> **GIVEN REQUEST**: Within the records that follow, find every line containing the string "ylabel". Copy those lines.

┏━━

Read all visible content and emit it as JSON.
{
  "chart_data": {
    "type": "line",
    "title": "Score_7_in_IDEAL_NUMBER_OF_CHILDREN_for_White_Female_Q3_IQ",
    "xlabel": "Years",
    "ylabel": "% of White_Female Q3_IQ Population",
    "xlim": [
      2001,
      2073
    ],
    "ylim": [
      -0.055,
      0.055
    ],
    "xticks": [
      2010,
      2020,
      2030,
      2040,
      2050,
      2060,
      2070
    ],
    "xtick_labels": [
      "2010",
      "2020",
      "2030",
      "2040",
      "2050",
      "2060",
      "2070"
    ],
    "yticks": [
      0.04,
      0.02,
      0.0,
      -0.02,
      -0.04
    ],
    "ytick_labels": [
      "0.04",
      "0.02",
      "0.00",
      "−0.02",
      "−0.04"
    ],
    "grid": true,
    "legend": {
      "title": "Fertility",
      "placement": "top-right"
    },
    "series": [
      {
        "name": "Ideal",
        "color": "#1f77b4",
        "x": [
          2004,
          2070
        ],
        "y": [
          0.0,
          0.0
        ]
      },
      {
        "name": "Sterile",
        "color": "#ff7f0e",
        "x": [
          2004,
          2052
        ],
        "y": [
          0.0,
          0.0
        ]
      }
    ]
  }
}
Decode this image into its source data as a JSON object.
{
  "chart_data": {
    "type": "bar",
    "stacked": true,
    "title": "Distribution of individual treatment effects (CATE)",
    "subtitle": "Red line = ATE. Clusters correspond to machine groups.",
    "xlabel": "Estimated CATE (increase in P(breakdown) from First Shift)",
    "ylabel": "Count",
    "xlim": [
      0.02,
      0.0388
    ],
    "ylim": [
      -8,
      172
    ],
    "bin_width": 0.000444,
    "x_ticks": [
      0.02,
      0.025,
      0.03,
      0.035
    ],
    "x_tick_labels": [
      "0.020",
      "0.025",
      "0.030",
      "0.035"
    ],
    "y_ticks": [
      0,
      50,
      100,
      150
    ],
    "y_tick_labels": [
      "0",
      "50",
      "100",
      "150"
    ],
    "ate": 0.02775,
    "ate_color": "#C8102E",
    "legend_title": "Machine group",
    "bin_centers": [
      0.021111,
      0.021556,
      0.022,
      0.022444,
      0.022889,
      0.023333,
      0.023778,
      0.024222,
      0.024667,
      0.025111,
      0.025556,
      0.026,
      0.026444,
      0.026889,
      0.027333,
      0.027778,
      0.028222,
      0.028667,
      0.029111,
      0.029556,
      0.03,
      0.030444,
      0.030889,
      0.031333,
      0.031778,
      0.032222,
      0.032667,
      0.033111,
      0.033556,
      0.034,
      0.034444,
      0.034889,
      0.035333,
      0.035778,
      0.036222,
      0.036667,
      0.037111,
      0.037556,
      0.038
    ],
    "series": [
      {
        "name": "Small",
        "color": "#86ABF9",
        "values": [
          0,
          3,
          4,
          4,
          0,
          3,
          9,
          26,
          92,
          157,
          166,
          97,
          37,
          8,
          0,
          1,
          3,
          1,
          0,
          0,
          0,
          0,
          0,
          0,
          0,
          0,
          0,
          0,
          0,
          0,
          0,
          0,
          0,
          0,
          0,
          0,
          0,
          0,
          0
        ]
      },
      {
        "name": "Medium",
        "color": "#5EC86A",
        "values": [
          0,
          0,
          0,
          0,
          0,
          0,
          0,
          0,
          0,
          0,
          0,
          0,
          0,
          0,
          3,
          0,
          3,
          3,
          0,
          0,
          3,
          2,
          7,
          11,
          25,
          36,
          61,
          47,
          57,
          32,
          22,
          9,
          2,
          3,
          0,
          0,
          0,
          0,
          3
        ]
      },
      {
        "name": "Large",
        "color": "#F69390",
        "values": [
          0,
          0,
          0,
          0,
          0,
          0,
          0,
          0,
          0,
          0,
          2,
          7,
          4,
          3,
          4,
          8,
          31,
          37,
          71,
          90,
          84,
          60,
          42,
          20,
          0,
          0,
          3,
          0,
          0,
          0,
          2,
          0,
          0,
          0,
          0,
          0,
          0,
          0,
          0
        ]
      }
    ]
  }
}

┗━━

> **CORRECT ANSWER**:
    "ylabel": "% of White_Female Q3_IQ Population",
    "ylabel": "Count",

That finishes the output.